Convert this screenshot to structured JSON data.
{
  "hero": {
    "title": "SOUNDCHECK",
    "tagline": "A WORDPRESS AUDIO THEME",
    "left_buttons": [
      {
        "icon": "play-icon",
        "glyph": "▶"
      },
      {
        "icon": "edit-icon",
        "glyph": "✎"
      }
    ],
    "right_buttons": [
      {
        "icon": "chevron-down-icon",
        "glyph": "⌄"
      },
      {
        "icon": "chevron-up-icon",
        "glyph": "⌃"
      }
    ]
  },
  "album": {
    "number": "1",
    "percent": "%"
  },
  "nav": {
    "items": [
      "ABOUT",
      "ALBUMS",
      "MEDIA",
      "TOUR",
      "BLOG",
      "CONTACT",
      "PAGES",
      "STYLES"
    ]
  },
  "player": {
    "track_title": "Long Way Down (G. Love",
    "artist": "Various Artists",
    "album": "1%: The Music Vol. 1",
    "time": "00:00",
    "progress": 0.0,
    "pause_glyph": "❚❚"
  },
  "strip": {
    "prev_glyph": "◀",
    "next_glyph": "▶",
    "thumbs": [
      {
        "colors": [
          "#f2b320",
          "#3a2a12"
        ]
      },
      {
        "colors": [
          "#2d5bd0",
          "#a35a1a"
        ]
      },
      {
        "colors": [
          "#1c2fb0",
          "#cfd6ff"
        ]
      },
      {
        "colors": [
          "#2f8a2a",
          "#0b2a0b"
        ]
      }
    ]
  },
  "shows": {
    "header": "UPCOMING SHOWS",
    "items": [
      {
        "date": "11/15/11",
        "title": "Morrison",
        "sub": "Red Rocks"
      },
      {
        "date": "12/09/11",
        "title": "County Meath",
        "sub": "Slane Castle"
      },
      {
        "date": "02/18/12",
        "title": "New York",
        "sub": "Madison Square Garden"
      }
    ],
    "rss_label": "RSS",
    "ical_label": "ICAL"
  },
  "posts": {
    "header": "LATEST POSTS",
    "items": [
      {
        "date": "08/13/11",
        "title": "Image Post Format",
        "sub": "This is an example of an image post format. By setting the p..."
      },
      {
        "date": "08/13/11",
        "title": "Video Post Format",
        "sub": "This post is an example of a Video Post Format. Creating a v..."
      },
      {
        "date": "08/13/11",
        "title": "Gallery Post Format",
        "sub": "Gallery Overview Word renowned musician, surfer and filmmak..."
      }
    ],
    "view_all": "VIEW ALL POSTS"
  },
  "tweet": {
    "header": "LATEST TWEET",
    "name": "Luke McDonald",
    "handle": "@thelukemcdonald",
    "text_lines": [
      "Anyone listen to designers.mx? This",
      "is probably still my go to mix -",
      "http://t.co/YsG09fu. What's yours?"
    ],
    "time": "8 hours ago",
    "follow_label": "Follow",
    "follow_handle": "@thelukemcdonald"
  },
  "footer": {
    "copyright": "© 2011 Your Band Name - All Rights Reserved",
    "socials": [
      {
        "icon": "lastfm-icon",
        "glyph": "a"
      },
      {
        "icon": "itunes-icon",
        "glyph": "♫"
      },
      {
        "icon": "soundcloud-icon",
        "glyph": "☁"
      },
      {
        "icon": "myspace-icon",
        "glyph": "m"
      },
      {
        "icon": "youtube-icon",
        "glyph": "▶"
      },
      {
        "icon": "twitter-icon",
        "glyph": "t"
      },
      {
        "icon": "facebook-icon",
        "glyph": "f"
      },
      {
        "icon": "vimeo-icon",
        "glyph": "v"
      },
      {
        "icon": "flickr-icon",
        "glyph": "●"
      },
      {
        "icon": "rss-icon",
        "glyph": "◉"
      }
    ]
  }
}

Work required: Write the material out again word for word.

Solution to this exercise:
Convert this screenshot to structured JSON data.
{
  "hero": {
    "title": "SOUNDCHECK",
    "tagline": "A WORDPRESS AUDIO THEME",
    "left_buttons": [
      {
        "icon": "play-icon",
        "glyph": "▶"
      },
      {
        "icon": "edit-icon",
        "glyph": "✎"
      }
    ],
    "right_buttons": [
      {
        "icon": "chevron-down-icon",
        "glyph": "⌄"
      },
      {
        "icon": "chevron-up-icon",
        "glyph": "⌃"
      }
    ]
  },
  "album": {
    "number": "1",
    "percent": "%"
  },
  "nav": {
    "items": [
      "ABOUT",
      "ALBUMS",
      "MEDIA",
      "TOUR",
      "BLOG",
      "CONTACT",
      "PAGES",
      "STYLES"
    ]
  },
  "player": {
    "track_title": "Long Way Down (G. Love",
    "artist": "Various Artists",
    "album": "1%: The Music Vol. 1",
    "time": "00:00",
    "progress": 0.0,
    "pause_glyph": "❚❚"
  },
  "strip": {
    "prev_glyph": "◀",
    "next_glyph": "▶",
    "thumbs": [
      {
        "colors": [
          "#f2b320",
          "#3a2a12"
        ]
      },
      {
        "colors": [
          "#2d5bd0",
          "#a35a1a"
        ]
      },
      {
        "colors": [
          "#1c2fb0",
          "#cfd6ff"
        ]
      },
      {
        "colors": [
          "#2f8a2a",
          "#0b2a0b"
        ]
      }
    ]
  },
  "shows": {
    "header": "UPCOMING SHOWS",
    "items": [
      {
        "date": "11/15/11",
        "title": "Morrison",
        "sub": "Red Rocks"
      },
      {
        "date": "12/09/11",
        "title": "County Meath",
        "sub": "Slane Castle"
      },
      {
        "date": "02/18/12",
        "title": "New York",
        "sub": "Madison Square Garden"
      }
    ],
    "rss_label": "RSS",
    "ical_label": "ICAL"
  },
  "posts": {
    "header": "LATEST POSTS",
    "items": [
      {
        "date": "08/13/11",
        "title": "Image Post Format",
        "sub": "This is an example of an image post format. By setting the p..."
      },
      {
        "date": "08/13/11",
        "title": "Video Post Format",
        "sub": "This post is an example of a Video Post Format. Creating a v..."
      },
      {
        "date": "08/13/11",
        "title": "Gallery Post Format",
        "sub": "Gallery Overview Word renowned musician, surfer and filmmak..."
      }
    ],
    "view_all": "VIEW ALL POSTS"
  },
  "tweet": {
    "header": "LATEST TWEET",
    "name": "Luke McDonald",
    "handle": "@thelukemcdonald",
    "text_lines": [
      "Anyone listen to designers.mx? This",
      "is probably still my go to mix -",
      "http://t.co/YsG09fu. What's yours?"
    ],
    "time": "8 hours ago",
    "follow_label": "Follow",
    "follow_handle": "@thelukemcdonald"
  },
  "footer": {
    "copyright": "© 2011 Your Band Name - All Rights Reserved",
    "socials": [
      {
        "icon": "lastfm-icon",
        "glyph": "a"
      },
      {
        "icon": "itunes-icon",
        "glyph": "♫"
      },
      {
        "icon": "soundcloud-icon",
        "glyph": "☁"
      },
      {
        "icon": "myspace-icon",
        "glyph": "m"
      },
      {
        "icon": "youtube-icon",
        "glyph": "▶"
      },
      {
        "icon": "twitter-icon",
        "glyph": "t"
      },
      {
        "icon": "facebook-icon",
        "glyph": "f"
      },
      {
        "icon": "vimeo-icon",
        "glyph": "v"
      },
      {
        "icon": "flickr-icon",
        "glyph": "●"
      },
      {
        "icon": "rss-icon",
        "glyph": "◉"
      }
    ]
  }
}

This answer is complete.